### Given records

►

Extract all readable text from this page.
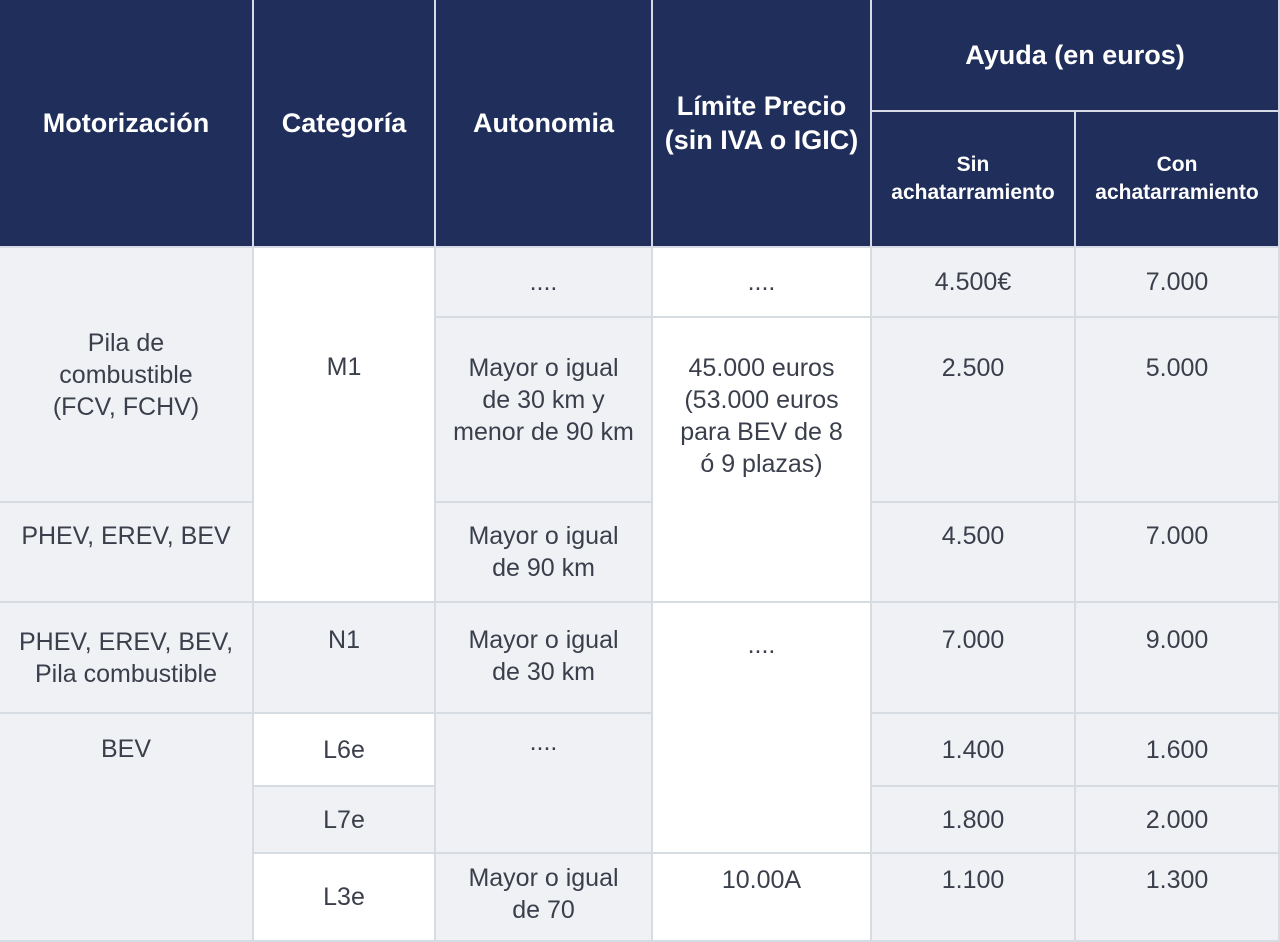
Motorización	Categoría Autonomia
Límite Precio
(sin IVA o IGIC)
Ayuda (en euros)
Sin
achatarramiento
Con
achatarramiento
Pila de
combustible
(FCV, FCHV)
PHEV, EREV, BEV
PHEV, EREV, BEV,
Pila combustible
BEV
M1
N1
L6e
L7e
L3e
....
Mayor o igual
de 30 km y
menor de 90 km
Mayor o igual
de 90 km
Mayor o igual
de 30 km
....
Mayor o igual
de 70
....
45.000 euros
(53.000 euros
para BEV de 8
ó 9 plazas)
....
10.00A
4.500€
2.500
4.500
7.000
1.400
1.800
1.100
7.000
5.000
7.000
9.000
1.600
2.000
1.300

◄

### Exercise
Every entry should be returned exactly as written, minus the pictures.

### Solution below
Extract all readable text from this page.
Motorización	Categoría Autonomia
Límite Precio
(sin IVA o IGIC)
Ayuda (en euros)
Sin
achatarramiento
Con
achatarramiento
Pila de
combustible
(FCV, FCHV)
PHEV, EREV, BEV
PHEV, EREV, BEV,
Pila combustible
BEV
M1
N1
L6e
L7e
L3e
....
Mayor o igual
de 30 km y
menor de 90 km
Mayor o igual
de 90 km
Mayor o igual
de 30 km
....
Mayor o igual
de 70
....
45.000 euros
(53.000 euros
para BEV de 8
ó 9 plazas)
....
10.00A
4.500€
2.500
4.500
7.000
1.400
1.800
1.100
7.000
5.000
7.000
9.000
1.600
2.000
1.300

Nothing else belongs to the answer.